§ Task directions: Print the listing below in its entirety, character for character.

§ Entries:
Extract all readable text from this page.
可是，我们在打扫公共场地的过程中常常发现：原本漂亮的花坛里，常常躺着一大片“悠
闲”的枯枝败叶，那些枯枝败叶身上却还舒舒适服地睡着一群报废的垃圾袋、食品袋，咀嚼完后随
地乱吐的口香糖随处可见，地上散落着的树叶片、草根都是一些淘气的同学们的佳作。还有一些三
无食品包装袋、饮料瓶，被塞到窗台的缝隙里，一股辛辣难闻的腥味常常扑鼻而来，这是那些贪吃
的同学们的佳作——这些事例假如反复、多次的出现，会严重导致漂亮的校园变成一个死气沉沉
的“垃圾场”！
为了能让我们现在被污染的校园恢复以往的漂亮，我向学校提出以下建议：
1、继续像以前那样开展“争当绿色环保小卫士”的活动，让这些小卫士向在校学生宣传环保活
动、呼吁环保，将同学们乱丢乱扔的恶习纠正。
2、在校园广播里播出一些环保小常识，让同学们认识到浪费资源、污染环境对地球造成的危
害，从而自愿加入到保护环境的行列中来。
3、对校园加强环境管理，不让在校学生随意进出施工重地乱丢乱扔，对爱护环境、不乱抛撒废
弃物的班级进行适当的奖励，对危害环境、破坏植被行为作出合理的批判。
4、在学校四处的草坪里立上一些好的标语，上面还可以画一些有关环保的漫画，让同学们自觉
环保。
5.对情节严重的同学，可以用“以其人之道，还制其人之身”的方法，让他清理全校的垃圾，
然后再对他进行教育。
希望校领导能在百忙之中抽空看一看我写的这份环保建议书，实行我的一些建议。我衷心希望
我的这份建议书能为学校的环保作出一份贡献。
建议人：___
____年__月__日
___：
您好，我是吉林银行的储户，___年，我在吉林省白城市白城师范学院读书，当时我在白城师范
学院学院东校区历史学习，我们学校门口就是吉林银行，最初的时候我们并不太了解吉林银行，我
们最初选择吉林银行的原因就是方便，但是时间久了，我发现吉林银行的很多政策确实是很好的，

§ Answer for the task:
Extract all readable text from this page.
可是，我们在打扫公共场地的过程中常常发现：原本漂亮的花坛里，常常躺着一大片“悠
闲”的枯枝败叶，那些枯枝败叶身上却还舒舒适服地睡着一群报废的垃圾袋、食品袋，咀嚼完后随
地乱吐的口香糖随处可见，地上散落着的树叶片、草根都是一些淘气的同学们的佳作。还有一些三
无食品包装袋、饮料瓶，被塞到窗台的缝隙里，一股辛辣难闻的腥味常常扑鼻而来，这是那些贪吃
的同学们的佳作——这些事例假如反复、多次的出现，会严重导致漂亮的校园变成一个死气沉沉
的“垃圾场”！
为了能让我们现在被污染的校园恢复以往的漂亮，我向学校提出以下建议：
1、继续像以前那样开展“争当绿色环保小卫士”的活动，让这些小卫士向在校学生宣传环保活
动、呼吁环保，将同学们乱丢乱扔的恶习纠正。
2、在校园广播里播出一些环保小常识，让同学们认识到浪费资源、污染环境对地球造成的危
害，从而自愿加入到保护环境的行列中来。
3、对校园加强环境管理，不让在校学生随意进出施工重地乱丢乱扔，对爱护环境、不乱抛撒废
弃物的班级进行适当的奖励，对危害环境、破坏植被行为作出合理的批判。
4、在学校四处的草坪里立上一些好的标语，上面还可以画一些有关环保的漫画，让同学们自觉
环保。
5.对情节严重的同学，可以用“以其人之道，还制其人之身”的方法，让他清理全校的垃圾，
然后再对他进行教育。
希望校领导能在百忙之中抽空看一看我写的这份环保建议书，实行我的一些建议。我衷心希望
我的这份建议书能为学校的环保作出一份贡献。
建议人：___
____年__月__日
___：
您好，我是吉林银行的储户，___年，我在吉林省白城市白城师范学院读书，当时我在白城师范
学院学院东校区历史学习，我们学校门口就是吉林银行，最初的时候我们并不太了解吉林银行，我
们最初选择吉林银行的原因就是方便，但是时间久了，我发现吉林银行的很多政策确实是很好的，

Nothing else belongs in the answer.